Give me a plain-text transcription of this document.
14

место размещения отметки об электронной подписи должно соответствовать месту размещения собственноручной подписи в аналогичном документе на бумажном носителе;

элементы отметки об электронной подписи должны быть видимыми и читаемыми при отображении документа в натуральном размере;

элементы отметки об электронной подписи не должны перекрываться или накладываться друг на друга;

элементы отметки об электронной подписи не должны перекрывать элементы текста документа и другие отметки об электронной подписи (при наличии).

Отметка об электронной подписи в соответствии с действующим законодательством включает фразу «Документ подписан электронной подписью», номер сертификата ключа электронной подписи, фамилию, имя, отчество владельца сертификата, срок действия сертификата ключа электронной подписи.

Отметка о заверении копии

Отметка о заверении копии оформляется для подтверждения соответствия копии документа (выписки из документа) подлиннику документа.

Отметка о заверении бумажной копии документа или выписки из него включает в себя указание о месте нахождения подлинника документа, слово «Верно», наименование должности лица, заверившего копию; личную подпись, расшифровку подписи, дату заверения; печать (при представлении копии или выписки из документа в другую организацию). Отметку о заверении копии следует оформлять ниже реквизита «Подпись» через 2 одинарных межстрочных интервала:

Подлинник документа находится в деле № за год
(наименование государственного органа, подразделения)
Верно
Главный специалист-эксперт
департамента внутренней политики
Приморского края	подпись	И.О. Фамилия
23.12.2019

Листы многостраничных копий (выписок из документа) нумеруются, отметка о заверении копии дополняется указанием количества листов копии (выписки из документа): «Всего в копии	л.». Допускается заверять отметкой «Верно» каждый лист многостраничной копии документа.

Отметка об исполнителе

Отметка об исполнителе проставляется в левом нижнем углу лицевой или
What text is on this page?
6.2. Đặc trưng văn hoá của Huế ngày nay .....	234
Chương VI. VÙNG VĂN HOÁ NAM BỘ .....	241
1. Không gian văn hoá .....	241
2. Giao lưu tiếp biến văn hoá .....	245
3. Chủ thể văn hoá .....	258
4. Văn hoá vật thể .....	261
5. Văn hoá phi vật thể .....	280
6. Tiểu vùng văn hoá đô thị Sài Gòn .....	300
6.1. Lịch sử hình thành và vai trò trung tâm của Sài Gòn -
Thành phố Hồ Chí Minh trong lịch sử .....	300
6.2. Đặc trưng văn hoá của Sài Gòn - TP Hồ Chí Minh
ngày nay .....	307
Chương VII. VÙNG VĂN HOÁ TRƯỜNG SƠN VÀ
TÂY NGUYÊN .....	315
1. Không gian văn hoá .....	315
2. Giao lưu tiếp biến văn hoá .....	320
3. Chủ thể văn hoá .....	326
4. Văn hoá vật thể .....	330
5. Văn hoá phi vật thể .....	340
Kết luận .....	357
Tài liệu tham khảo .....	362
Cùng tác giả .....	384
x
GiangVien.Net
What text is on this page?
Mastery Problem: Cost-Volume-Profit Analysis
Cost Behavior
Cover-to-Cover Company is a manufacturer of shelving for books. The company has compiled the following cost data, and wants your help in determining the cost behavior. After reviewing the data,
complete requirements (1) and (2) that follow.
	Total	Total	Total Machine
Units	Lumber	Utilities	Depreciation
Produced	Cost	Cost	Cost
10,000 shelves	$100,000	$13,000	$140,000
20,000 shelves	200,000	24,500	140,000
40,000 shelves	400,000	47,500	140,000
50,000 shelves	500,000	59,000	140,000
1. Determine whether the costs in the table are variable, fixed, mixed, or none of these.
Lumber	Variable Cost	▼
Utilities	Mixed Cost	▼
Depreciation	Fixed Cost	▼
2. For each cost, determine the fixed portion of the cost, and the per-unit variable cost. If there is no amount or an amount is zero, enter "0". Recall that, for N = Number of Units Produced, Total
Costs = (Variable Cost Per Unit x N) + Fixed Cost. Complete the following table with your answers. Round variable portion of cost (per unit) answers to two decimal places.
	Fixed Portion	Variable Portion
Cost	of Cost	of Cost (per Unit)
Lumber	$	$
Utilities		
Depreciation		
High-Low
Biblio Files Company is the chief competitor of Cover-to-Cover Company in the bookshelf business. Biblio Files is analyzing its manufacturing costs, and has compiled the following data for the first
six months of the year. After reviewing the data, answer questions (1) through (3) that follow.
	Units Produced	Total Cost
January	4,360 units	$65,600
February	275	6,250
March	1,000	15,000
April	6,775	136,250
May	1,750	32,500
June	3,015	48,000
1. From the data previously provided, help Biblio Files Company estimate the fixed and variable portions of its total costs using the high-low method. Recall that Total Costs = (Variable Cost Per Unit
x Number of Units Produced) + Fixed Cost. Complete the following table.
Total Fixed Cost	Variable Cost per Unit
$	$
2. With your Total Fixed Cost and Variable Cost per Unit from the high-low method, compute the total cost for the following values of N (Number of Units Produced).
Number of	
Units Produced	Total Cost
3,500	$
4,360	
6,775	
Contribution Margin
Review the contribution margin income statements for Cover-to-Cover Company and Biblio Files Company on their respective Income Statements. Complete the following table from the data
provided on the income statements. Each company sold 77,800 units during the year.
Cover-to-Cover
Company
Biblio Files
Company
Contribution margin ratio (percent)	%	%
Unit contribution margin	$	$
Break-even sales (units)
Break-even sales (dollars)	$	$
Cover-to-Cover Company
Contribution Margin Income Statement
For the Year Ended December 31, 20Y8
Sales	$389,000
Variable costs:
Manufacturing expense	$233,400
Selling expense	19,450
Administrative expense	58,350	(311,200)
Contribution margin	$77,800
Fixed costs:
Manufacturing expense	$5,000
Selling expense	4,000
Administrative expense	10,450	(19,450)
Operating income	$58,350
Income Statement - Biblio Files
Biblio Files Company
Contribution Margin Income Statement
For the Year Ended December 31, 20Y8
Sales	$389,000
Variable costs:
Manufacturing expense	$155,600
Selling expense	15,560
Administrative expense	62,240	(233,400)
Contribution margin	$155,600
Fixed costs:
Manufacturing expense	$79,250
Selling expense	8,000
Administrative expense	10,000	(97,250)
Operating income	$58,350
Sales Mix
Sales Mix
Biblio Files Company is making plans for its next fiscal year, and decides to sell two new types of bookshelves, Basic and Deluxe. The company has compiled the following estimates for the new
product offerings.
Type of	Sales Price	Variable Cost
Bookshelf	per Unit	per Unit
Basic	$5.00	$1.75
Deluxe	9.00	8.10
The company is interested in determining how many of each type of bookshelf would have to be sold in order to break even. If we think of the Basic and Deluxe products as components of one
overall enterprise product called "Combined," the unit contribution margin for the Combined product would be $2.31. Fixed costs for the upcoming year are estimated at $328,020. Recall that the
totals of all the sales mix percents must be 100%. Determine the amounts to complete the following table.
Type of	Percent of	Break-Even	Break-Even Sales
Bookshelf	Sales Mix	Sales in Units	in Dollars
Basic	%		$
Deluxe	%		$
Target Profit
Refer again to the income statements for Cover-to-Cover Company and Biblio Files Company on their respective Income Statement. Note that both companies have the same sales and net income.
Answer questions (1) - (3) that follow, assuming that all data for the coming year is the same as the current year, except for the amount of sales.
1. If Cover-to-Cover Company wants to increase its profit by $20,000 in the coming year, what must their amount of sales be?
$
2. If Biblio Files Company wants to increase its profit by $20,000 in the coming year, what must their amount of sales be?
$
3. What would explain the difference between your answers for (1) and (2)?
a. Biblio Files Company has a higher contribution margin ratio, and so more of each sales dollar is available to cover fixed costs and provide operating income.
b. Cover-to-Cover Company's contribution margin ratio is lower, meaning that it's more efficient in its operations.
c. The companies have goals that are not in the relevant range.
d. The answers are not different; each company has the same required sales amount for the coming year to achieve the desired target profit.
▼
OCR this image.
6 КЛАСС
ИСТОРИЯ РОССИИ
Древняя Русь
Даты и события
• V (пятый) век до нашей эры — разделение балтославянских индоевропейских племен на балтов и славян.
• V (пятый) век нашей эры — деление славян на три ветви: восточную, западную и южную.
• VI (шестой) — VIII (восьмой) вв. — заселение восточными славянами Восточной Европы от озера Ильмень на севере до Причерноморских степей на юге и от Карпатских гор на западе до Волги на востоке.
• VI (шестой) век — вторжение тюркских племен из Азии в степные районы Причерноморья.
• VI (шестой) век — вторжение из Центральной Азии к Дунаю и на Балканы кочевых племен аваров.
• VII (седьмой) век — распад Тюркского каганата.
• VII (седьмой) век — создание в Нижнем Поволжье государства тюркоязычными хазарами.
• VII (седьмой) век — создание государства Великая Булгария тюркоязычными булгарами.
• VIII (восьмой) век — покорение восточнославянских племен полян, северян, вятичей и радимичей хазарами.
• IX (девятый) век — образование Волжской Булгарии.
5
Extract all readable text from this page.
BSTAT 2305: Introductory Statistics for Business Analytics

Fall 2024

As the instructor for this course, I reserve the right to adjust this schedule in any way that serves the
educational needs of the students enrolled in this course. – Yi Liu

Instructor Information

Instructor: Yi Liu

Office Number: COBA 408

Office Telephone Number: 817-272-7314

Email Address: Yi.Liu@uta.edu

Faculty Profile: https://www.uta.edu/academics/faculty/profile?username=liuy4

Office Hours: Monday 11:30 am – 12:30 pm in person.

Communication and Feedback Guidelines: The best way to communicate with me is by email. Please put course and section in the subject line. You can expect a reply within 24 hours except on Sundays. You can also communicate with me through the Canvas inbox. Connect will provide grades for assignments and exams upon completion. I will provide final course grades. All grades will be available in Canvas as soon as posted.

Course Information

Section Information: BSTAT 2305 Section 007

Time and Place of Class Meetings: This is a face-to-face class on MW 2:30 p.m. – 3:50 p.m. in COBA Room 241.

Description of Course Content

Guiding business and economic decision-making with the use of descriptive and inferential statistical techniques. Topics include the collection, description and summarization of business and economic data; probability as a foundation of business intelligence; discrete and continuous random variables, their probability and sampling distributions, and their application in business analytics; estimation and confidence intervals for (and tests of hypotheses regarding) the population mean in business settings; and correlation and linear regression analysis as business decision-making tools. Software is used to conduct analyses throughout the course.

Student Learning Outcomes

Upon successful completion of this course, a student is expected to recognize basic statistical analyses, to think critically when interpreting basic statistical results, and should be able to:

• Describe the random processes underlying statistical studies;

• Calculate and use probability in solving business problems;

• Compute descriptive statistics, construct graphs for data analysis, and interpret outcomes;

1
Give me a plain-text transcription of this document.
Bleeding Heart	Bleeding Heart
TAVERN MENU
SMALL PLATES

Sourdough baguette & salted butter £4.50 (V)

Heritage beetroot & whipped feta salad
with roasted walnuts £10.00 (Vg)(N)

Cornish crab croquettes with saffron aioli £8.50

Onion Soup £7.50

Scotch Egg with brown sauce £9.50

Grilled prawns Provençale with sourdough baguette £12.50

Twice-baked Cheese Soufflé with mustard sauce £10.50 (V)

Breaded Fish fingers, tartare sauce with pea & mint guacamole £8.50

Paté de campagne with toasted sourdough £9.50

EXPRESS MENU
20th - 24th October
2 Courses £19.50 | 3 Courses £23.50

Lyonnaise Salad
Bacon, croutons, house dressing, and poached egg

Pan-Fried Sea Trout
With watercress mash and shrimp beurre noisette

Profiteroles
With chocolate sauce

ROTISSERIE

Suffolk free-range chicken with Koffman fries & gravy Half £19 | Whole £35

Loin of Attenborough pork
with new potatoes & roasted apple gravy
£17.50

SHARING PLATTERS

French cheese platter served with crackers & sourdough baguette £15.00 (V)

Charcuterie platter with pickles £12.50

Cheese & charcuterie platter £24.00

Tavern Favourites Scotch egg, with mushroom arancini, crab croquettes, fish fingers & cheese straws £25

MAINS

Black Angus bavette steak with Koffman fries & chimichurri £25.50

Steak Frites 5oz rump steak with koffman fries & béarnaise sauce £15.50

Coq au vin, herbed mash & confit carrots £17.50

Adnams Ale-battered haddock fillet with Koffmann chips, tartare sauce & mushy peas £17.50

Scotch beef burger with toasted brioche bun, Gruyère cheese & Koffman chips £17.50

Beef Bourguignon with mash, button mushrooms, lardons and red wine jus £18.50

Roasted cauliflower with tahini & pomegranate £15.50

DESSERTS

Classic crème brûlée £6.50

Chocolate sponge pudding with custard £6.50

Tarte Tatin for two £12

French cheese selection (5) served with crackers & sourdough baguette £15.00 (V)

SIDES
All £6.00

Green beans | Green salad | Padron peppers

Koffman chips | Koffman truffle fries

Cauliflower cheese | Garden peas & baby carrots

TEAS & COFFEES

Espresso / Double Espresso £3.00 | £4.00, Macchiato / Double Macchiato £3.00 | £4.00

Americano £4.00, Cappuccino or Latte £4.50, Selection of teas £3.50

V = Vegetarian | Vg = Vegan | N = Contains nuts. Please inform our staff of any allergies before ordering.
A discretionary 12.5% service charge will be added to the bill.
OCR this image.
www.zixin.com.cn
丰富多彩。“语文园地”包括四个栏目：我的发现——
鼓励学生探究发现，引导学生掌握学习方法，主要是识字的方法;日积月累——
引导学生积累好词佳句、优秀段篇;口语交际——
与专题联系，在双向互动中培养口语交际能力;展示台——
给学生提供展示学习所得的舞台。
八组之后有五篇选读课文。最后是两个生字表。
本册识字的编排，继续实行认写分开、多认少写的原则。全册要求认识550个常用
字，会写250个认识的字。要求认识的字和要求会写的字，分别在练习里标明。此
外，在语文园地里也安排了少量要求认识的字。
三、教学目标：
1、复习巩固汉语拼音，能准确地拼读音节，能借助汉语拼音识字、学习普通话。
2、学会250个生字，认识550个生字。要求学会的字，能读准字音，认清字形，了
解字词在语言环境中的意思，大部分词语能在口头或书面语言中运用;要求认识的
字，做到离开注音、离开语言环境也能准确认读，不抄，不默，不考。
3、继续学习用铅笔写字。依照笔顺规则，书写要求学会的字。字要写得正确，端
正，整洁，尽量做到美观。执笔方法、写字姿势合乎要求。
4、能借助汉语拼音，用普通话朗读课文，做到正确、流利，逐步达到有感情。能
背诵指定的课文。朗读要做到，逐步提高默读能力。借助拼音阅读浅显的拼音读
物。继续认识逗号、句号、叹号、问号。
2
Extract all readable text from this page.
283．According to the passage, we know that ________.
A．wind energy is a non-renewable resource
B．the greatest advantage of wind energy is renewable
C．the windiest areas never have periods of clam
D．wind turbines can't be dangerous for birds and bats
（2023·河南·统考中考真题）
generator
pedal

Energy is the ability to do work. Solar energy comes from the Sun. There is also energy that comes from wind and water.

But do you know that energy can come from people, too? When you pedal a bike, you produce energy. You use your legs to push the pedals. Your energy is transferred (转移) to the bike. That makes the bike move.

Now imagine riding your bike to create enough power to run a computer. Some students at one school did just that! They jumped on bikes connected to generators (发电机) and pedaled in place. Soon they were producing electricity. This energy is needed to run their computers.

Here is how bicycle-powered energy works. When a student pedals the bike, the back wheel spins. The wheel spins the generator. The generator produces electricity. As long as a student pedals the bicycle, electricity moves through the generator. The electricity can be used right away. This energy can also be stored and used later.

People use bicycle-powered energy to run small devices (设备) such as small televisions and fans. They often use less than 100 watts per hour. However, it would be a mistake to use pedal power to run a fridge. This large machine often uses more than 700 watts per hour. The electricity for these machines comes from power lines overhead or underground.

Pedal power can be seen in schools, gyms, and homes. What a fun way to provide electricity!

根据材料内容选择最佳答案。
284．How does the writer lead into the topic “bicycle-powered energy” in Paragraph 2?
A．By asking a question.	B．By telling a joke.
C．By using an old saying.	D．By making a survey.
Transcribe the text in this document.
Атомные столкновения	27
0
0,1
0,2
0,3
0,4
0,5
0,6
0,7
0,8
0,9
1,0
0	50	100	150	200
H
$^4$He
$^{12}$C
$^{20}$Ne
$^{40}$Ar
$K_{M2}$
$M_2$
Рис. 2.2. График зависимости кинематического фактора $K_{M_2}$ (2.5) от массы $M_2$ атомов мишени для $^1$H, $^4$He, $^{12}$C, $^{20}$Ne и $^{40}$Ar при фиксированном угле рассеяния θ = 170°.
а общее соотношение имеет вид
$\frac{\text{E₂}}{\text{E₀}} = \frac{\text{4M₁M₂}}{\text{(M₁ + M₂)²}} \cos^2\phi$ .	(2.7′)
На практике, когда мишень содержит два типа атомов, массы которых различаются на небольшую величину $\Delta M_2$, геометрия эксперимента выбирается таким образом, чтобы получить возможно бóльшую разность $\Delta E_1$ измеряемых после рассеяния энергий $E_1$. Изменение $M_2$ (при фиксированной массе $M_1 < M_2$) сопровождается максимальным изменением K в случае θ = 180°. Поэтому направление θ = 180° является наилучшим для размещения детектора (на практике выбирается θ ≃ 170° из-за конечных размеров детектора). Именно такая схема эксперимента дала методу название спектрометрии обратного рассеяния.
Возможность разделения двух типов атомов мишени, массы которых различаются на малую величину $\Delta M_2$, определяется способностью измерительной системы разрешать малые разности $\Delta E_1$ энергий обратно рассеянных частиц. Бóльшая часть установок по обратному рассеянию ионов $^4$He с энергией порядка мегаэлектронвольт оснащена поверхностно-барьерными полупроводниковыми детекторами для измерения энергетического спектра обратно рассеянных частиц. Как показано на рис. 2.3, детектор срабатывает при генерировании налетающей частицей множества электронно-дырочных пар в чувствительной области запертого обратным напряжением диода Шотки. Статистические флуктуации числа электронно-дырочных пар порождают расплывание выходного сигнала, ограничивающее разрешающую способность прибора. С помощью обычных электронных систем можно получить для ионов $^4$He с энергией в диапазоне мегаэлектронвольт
------------------------------------
## EXERCISE INSTRUCTIONS:
Report the number of lines that contain "chips", with no other words.

## WRITTEN RESPONSE:
3